* [Exercise instructions]
Every line holding the string "DOWEL" should be gathered.

[BEGIN Provided records]

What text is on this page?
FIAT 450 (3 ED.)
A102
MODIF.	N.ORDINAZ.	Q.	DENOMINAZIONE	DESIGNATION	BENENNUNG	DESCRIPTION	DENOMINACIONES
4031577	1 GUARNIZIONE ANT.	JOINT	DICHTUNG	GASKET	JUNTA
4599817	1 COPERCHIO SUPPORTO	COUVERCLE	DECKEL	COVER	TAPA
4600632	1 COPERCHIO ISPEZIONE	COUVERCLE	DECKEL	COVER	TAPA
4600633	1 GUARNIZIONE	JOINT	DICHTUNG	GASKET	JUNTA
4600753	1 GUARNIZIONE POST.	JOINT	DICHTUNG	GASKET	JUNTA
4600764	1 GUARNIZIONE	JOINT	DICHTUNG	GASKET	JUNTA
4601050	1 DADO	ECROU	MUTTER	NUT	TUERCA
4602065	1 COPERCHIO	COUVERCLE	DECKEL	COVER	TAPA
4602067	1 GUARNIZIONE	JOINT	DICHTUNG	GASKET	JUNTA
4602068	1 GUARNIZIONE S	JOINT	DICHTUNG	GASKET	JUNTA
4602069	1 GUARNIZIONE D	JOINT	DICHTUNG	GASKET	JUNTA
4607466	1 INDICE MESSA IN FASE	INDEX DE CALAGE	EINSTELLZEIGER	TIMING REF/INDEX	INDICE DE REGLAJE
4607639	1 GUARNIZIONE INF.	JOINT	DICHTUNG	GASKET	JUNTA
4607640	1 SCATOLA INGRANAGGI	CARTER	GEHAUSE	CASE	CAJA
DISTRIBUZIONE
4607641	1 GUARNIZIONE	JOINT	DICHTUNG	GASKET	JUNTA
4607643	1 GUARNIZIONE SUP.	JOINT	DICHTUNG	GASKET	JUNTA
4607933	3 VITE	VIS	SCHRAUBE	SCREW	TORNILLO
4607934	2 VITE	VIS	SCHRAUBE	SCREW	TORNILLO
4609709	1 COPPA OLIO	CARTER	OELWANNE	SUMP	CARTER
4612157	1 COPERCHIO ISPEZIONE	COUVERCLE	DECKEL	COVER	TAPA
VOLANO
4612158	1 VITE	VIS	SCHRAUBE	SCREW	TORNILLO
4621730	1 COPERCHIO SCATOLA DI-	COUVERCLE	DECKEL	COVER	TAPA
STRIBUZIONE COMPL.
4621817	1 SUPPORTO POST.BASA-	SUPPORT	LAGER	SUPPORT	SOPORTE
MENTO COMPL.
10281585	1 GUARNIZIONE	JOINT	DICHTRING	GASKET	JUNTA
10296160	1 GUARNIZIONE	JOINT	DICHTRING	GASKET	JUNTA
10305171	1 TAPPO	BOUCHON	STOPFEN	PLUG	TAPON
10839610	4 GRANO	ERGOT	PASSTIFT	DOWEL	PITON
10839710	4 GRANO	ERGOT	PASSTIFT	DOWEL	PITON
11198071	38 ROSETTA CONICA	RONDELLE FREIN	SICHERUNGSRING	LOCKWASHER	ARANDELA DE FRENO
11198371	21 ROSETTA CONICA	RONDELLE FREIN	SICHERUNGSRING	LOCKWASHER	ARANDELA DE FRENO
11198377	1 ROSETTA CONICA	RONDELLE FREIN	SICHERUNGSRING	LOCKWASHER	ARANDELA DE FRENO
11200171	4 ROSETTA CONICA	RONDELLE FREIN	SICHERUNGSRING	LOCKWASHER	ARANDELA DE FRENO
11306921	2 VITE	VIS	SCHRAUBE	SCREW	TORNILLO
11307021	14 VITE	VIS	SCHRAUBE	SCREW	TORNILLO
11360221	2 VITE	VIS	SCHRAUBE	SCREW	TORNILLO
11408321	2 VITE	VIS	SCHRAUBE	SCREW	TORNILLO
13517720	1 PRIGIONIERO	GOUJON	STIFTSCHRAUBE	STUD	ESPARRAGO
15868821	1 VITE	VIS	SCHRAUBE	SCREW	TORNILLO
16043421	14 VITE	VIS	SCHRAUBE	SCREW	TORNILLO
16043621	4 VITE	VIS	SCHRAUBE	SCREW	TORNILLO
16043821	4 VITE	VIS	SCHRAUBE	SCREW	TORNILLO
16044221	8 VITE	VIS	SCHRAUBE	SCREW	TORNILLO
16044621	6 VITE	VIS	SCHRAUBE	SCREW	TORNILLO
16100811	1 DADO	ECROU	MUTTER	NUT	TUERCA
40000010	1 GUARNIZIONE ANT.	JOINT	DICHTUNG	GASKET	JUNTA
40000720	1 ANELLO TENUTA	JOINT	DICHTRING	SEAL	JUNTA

[END Provided records]

* [The reply]
10839610	4 GRANO	ERGOT	PASSTIFT	DOWEL	PITON
10839710	4 GRANO	ERGOT	PASSTIFT	DOWEL	PITON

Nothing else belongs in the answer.